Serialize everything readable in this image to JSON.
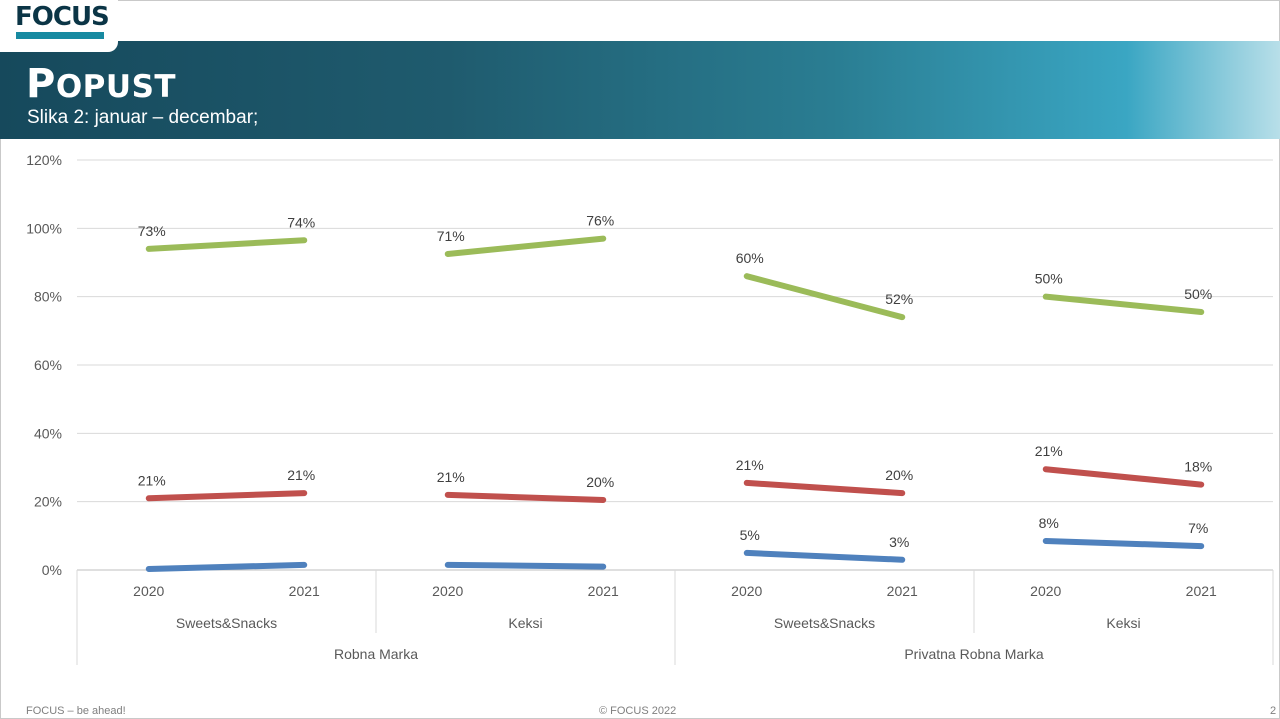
{
  "header": {
    "logo_text": "FOCUS",
    "title": "Popust",
    "subtitle": "Slika 2: januar – decembar;"
  },
  "footer": {
    "left": "FOCUS – be ahead!",
    "center": "© FOCUS 2022",
    "page": "2"
  },
  "colors": {
    "green": "#9bbb59",
    "red": "#c0504d",
    "blue": "#4f81bd"
  },
  "chart_data": {
    "type": "line",
    "ylim": [
      0,
      120
    ],
    "yticks": [
      "0%",
      "20%",
      "40%",
      "60%",
      "80%",
      "100%",
      "120%"
    ],
    "grid": true,
    "groups": [
      {
        "label": "Robna Marka",
        "subgroups": [
          {
            "label": "Sweets&Snacks",
            "years": [
              "2020",
              "2021"
            ]
          },
          {
            "label": "Keksi",
            "years": [
              "2020",
              "2021"
            ]
          }
        ]
      },
      {
        "label": "Privatna Robna Marka",
        "subgroups": [
          {
            "label": "Sweets&Snacks",
            "years": [
              "2020",
              "2021"
            ]
          },
          {
            "label": "Keksi",
            "years": [
              "2020",
              "2021"
            ]
          }
        ]
      }
    ],
    "series": [
      {
        "color": "#9bbb59",
        "values": [
          [
            94,
            96.5
          ],
          [
            92.5,
            97
          ],
          [
            86,
            74
          ],
          [
            80,
            75.5
          ]
        ],
        "labels": [
          [
            "73%",
            "74%"
          ],
          [
            "71%",
            "76%"
          ],
          [
            "60%",
            "52%"
          ],
          [
            "50%",
            "50%"
          ]
        ]
      },
      {
        "color": "#c0504d",
        "values": [
          [
            21,
            22.5
          ],
          [
            22,
            20.5
          ],
          [
            25.5,
            22.5
          ],
          [
            29.5,
            25
          ]
        ],
        "labels": [
          [
            "21%",
            "21%"
          ],
          [
            "21%",
            "20%"
          ],
          [
            "21%",
            "20%"
          ],
          [
            "21%",
            "18%"
          ]
        ]
      },
      {
        "color": "#4f81bd",
        "values": [
          [
            0.3,
            1.5
          ],
          [
            1.5,
            1
          ],
          [
            5,
            3
          ],
          [
            8.5,
            7
          ]
        ],
        "labels": [
          [
            "",
            ""
          ],
          [
            "",
            ""
          ],
          [
            "5%",
            "3%"
          ],
          [
            "8%",
            "7%"
          ]
        ]
      }
    ]
  }
}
===============
TASK TO COMPLETE =
Copy the material exactly. Do not include the pictures.

WRITTEN ANSWER =
Serialize everything readable in this image to JSON.
{
  "header": {
    "logo_text": "FOCUS",
    "title": "Popust",
    "subtitle": "Slika 2: januar – decembar;"
  },
  "footer": {
    "left": "FOCUS – be ahead!",
    "center": "© FOCUS 2022",
    "page": "2"
  },
  "colors": {
    "green": "#9bbb59",
    "red": "#c0504d",
    "blue": "#4f81bd"
  },
  "chart_data": {
    "type": "line",
    "ylim": [
      0,
      120
    ],
    "yticks": [
      "0%",
      "20%",
      "40%",
      "60%",
      "80%",
      "100%",
      "120%"
    ],
    "grid": true,
    "groups": [
      {
        "label": "Robna Marka",
        "subgroups": [
          {
            "label": "Sweets&Snacks",
            "years": [
              "2020",
              "2021"
            ]
          },
          {
            "label": "Keksi",
            "years": [
              "2020",
              "2021"
            ]
          }
        ]
      },
      {
        "label": "Privatna Robna Marka",
        "subgroups": [
          {
            "label": "Sweets&Snacks",
            "years": [
              "2020",
              "2021"
            ]
          },
          {
            "label": "Keksi",
            "years": [
              "2020",
              "2021"
            ]
          }
        ]
      }
    ],
    "series": [
      {
        "color": "#9bbb59",
        "values": [
          [
            94,
            96.5
          ],
          [
            92.5,
            97
          ],
          [
            86,
            74
          ],
          [
            80,
            75.5
          ]
        ],
        "labels": [
          [
            "73%",
            "74%"
          ],
          [
            "71%",
            "76%"
          ],
          [
            "60%",
            "52%"
          ],
          [
            "50%",
            "50%"
          ]
        ]
      },
      {
        "color": "#c0504d",
        "values": [
          [
            21,
            22.5
          ],
          [
            22,
            20.5
          ],
          [
            25.5,
            22.5
          ],
          [
            29.5,
            25
          ]
        ],
        "labels": [
          [
            "21%",
            "21%"
          ],
          [
            "21%",
            "20%"
          ],
          [
            "21%",
            "20%"
          ],
          [
            "21%",
            "18%"
          ]
        ]
      },
      {
        "color": "#4f81bd",
        "values": [
          [
            0.3,
            1.5
          ],
          [
            1.5,
            1
          ],
          [
            5,
            3
          ],
          [
            8.5,
            7
          ]
        ],
        "labels": [
          [
            "",
            ""
          ],
          [
            "",
            ""
          ],
          [
            "5%",
            "3%"
          ],
          [
            "8%",
            "7%"
          ]
        ]
      }
    ]
  }
}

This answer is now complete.